» Problem
Wherever "aliquo" appears in a line, list that line.

» Stored records
------------------------------------------------------------------------

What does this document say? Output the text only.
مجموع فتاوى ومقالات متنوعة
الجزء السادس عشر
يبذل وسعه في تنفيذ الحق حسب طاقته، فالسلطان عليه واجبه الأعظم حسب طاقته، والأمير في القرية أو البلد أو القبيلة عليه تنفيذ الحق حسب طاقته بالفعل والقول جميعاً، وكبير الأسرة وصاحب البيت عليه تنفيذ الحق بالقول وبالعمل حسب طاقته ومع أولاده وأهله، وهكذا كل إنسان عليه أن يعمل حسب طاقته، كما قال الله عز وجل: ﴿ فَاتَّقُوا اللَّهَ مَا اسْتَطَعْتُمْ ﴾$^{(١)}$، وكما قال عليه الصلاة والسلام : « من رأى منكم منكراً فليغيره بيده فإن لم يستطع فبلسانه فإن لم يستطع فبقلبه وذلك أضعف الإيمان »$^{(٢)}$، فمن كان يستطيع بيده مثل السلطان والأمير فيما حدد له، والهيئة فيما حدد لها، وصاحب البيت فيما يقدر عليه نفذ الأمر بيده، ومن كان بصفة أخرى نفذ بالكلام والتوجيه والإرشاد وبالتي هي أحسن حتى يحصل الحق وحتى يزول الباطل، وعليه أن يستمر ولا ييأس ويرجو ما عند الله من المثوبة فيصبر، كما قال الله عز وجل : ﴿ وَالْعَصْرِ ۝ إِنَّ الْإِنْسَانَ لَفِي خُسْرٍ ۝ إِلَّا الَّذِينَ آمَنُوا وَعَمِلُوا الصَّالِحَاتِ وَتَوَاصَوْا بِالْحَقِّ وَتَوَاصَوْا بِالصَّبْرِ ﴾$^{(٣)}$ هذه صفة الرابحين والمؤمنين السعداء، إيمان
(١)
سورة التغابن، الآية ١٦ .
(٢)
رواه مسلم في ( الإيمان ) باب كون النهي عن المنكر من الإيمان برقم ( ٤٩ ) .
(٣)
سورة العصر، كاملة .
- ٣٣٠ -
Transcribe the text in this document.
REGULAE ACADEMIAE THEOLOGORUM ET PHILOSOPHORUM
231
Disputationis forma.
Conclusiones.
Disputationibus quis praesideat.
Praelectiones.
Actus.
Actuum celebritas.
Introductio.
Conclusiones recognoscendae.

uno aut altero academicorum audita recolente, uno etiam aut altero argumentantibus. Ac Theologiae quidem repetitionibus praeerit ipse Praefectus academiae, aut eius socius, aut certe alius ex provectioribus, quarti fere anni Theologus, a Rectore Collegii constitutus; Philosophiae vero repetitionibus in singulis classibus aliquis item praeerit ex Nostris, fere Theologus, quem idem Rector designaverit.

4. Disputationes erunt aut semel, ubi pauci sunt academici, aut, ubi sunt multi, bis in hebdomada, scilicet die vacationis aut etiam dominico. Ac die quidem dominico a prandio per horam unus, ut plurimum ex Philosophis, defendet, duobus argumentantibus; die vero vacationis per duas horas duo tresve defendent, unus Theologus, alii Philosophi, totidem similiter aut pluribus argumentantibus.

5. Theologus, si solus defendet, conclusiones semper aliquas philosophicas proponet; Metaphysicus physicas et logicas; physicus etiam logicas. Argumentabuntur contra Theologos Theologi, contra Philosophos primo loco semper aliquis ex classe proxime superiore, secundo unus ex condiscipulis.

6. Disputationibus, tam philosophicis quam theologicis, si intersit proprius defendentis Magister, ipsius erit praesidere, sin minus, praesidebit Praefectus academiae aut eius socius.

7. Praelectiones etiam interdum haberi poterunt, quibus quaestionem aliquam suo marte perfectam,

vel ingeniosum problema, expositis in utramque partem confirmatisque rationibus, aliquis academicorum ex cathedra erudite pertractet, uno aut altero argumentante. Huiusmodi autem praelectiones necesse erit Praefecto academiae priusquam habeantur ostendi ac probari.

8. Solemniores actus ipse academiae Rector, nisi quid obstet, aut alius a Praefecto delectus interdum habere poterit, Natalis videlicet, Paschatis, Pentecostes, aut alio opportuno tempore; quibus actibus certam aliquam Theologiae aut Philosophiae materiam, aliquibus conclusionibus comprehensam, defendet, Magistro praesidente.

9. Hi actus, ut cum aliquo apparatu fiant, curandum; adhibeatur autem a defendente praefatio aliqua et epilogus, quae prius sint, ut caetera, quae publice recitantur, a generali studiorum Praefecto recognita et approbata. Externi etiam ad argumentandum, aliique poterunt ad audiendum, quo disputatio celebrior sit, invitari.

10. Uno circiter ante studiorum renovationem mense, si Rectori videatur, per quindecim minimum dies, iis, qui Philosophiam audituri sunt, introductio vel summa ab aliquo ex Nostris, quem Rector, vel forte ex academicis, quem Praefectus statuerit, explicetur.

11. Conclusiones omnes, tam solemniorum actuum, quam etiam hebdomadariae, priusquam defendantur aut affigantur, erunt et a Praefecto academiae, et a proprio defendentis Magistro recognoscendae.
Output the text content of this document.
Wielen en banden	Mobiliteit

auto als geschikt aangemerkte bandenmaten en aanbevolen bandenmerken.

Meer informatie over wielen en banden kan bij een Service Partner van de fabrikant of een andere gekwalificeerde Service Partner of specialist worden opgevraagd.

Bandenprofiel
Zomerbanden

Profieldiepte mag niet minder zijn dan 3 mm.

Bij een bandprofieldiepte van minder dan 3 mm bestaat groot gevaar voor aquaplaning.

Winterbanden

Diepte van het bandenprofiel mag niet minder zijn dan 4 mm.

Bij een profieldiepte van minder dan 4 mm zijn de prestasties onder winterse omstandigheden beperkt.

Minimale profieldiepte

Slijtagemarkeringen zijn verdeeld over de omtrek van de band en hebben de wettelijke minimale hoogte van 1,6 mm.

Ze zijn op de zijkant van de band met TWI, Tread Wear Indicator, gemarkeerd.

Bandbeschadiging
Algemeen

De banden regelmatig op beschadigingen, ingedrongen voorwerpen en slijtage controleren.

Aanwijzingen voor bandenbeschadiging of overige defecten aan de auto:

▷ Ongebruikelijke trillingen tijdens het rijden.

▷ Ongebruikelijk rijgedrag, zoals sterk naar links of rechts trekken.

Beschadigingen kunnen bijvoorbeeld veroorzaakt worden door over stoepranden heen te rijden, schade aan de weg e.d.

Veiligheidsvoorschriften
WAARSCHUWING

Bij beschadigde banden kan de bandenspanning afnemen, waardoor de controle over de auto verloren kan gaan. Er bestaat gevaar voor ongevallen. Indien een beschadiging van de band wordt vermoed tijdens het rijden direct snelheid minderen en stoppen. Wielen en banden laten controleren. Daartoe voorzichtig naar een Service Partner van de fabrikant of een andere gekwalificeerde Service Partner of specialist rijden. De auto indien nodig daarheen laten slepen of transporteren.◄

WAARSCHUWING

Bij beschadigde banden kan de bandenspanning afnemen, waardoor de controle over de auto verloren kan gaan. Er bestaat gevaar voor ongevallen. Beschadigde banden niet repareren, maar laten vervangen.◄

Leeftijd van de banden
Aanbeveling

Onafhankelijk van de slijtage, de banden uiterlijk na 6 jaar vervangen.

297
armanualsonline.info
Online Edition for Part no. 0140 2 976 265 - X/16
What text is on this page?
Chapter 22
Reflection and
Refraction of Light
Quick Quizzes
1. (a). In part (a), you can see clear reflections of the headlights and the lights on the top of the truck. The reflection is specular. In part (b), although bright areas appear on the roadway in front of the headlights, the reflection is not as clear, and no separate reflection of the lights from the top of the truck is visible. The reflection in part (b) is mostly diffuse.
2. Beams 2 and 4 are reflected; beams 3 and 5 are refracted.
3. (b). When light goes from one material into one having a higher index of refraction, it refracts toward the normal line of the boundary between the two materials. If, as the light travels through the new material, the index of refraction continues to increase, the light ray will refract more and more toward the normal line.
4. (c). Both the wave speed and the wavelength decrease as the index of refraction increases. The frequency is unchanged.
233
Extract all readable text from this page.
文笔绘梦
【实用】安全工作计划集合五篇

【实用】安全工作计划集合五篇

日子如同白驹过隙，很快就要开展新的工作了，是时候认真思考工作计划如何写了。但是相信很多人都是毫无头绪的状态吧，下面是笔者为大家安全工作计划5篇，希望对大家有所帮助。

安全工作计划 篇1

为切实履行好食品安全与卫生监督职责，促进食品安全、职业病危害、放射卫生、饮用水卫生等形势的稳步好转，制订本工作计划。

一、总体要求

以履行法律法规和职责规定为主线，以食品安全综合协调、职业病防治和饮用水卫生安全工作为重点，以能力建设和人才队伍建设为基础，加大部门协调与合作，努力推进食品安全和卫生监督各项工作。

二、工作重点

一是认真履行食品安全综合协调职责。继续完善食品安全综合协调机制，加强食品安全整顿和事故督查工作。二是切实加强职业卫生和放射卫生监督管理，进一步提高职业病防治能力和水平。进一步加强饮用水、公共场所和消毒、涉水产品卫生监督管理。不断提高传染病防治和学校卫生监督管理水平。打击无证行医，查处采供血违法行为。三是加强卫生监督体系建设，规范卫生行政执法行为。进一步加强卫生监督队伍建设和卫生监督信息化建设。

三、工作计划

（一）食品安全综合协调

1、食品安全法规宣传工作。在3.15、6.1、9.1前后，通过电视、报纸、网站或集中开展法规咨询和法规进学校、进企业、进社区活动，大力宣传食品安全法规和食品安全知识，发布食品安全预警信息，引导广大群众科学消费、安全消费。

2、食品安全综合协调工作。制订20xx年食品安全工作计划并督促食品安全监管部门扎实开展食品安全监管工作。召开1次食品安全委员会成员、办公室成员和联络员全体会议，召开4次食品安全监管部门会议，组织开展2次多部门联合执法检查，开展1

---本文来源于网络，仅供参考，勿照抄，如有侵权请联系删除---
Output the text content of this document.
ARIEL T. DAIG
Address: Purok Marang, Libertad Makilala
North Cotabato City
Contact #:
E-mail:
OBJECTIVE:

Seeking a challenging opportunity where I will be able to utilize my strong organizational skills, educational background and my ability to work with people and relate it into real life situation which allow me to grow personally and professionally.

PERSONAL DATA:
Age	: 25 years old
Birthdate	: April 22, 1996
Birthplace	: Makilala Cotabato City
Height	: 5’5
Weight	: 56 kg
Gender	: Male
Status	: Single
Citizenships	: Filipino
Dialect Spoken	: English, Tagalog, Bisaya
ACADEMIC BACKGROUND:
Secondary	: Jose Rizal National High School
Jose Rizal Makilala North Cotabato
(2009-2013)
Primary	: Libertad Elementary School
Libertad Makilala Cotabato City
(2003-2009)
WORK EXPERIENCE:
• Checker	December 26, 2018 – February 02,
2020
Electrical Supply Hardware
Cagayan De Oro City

------------------------------------------------------------------------

» Exercise answer
9. Hi actus, ut cum aliquo apparatu fiant, curandum; adhibeatur autem a defendente praefatio aliqua et epilogus, quae prius sint, ut caetera, quae publice recitantur, a generali studiorum Praefecto recognita et approbata. Externi etiam ad argumentandum, aliique poterunt ad audiendum, quo disputatio celebrior sit, invitari.
10. Uno circiter ante studiorum renovationem mense, si Rectori videatur, per quindecim minimum dies, iis, qui Philosophiam audituri sunt, introductio vel summa ab aliquo ex Nostris, quem Rector, vel forte ex academicis, quem Praefectus statuerit, explicetur.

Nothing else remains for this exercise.